■ **Request**
Render every line of the material below as a Markdown table with the columns "Row" and "Line", numbering each row and skipping blank lines. Omit the pictures from your table.

■ **Rows from a layout dataset**

--*--

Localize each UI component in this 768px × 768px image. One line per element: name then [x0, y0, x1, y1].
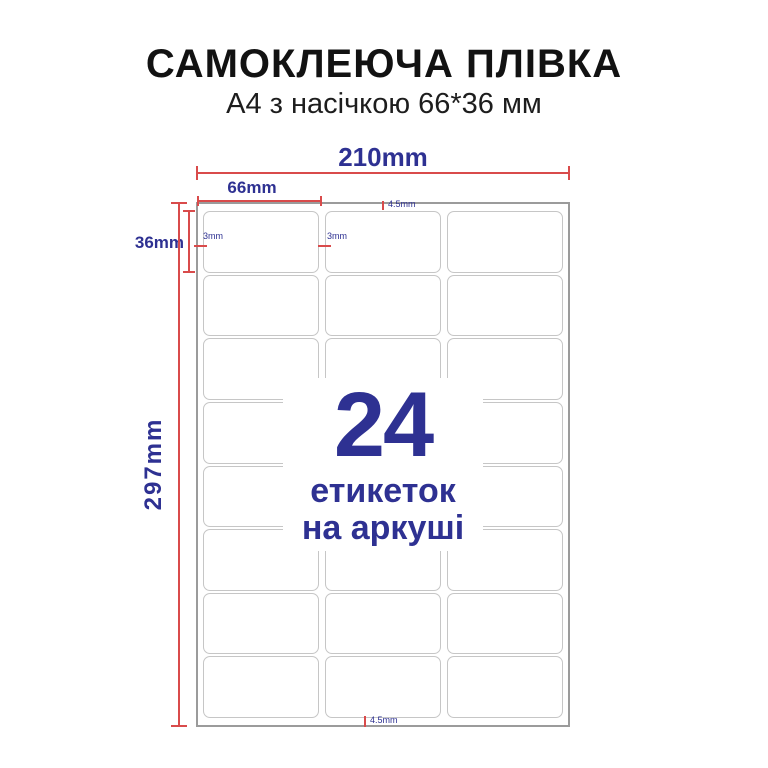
label-cell — [325, 656, 441, 718]
label-cell — [447, 275, 563, 337]
labels-count: 24 — [283, 382, 483, 469]
sheet-width-dimension-label: 210mm — [196, 142, 570, 173]
label-cell — [325, 211, 441, 273]
column-gap-label: 3mm — [327, 231, 347, 241]
row-height-dimension-line — [188, 210, 190, 273]
top-margin-label: 4.5mm — [388, 199, 416, 209]
row-height-dimension-label: 36mm — [132, 233, 184, 253]
label-cell — [447, 656, 563, 718]
column-width-dimension-label: 66mm — [197, 178, 307, 198]
bottom-margin-label: 4.5mm — [370, 715, 398, 725]
sheet-height-dimension-line — [178, 202, 180, 727]
labels-count-overlay: 24 етикеток на аркуші — [283, 378, 483, 551]
label-cell — [447, 211, 563, 273]
labels-caption-line2: на аркуші — [283, 515, 483, 543]
column-width-dimension-line — [197, 200, 322, 202]
bottom-margin-tick — [364, 716, 366, 727]
label-cell — [203, 275, 319, 337]
left-gap-tick — [194, 245, 207, 247]
label-cell — [325, 275, 441, 337]
page-subtitle: А4 з насічкою 66*36 мм — [0, 88, 768, 121]
product-diagram: САМОКЛЕЮЧА ПЛІВКА А4 з насічкою 66*36 мм… — [0, 0, 768, 768]
column-gap-tick — [318, 245, 331, 247]
left-gap-label: 3mm — [203, 231, 223, 241]
sheet-width-dimension-line — [196, 172, 570, 174]
label-cell — [325, 593, 441, 655]
label-cell — [203, 211, 319, 273]
label-cell — [447, 593, 563, 655]
sheet-height-dimension-label: 297mm — [140, 404, 166, 524]
top-margin-tick — [382, 201, 384, 210]
label-cell — [203, 656, 319, 718]
page-title: САМОКЛЕЮЧА ПЛІВКА — [0, 42, 768, 87]
label-cell — [203, 593, 319, 655]
labels-caption-line1: етикеток — [283, 478, 483, 506]
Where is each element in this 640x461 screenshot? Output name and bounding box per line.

--*--

■ **Answer to the task**
| Row | Line |
|---|---|
| 1 | Localize each UI component in this 768px × 768px image. One line per element: name then [x0, y0, x1, y1]. |
| 2 | label-cell — [325, 656, 441, 718] |
| 3 | label-cell — [447, 275, 563, 337] |
| 4 | labels-count: 24 — [283, 382, 483, 469] |
| 5 | sheet-width-dimension-label: 210mm — [196, 142, 570, 173] |
| 6 | label-cell — [325, 211, 441, 273] |
| 7 | column-gap-label: 3mm — [327, 231, 347, 241] |
| 8 | row-height-dimension-line — [188, 210, 190, 273] |
| 9 | top-margin-label: 4.5mm — [388, 199, 416, 209] |
| 10 | row-height-dimension-label: 36mm — [132, 233, 184, 253] |
| 11 | label-cell — [447, 656, 563, 718] |
| 12 | column-width-dimension-label: 66mm — [197, 178, 307, 198] |
| 13 | bottom-margin-label: 4.5mm — [370, 715, 398, 725] |
| 14 | sheet-height-dimension-line — [178, 202, 180, 727] |
| 15 | labels-count-overlay: 24 етикеток на аркуші — [283, 378, 483, 551] |
| 16 | label-cell — [447, 211, 563, 273] |
| 17 | labels-caption-line2: на аркуші — [283, 515, 483, 543] |
| 18 | column-width-dimension-line — [197, 200, 322, 202] |
| 19 | bottom-margin-tick — [364, 716, 366, 727] |
| 20 | label-cell — [203, 275, 319, 337] |
| 21 | left-gap-tick — [194, 245, 207, 247] |
| 22 | label-cell — [325, 275, 441, 337] |
| 23 | page-subtitle: А4 з насічкою 66*36 мм — [0, 88, 768, 121] |
| 24 | product-diagram: САМОКЛЕЮЧА ПЛІВКА А4 з насічкою 66*36 мм… — [0, 0, 768, 768] |
| 25 | column-gap-tick — [318, 245, 331, 247] |
| 26 | left-gap-label: 3mm — [203, 231, 223, 241] |
| 27 | sheet-width-dimension-line — [196, 172, 570, 174] |
| 28 | label-cell — [325, 593, 441, 655] |
| 29 | label-cell — [203, 211, 319, 273] |
| 30 | label-cell — [447, 593, 563, 655] |
| 31 | sheet-height-dimension-label: 297mm — [140, 404, 166, 524] |
| 32 | top-margin-tick — [382, 201, 384, 210] |
| 33 | label-cell — [203, 656, 319, 718] |
| 34 | page-title: САМОКЛЕЮЧА ПЛІВКА — [0, 42, 768, 87] |
| 35 | label-cell — [203, 593, 319, 655] |
| 36 | labels-caption-line1: етикеток — [283, 478, 483, 506] |
| 37 | Where is each element in this 640x461 screenshot? Output name and bounding box per line. |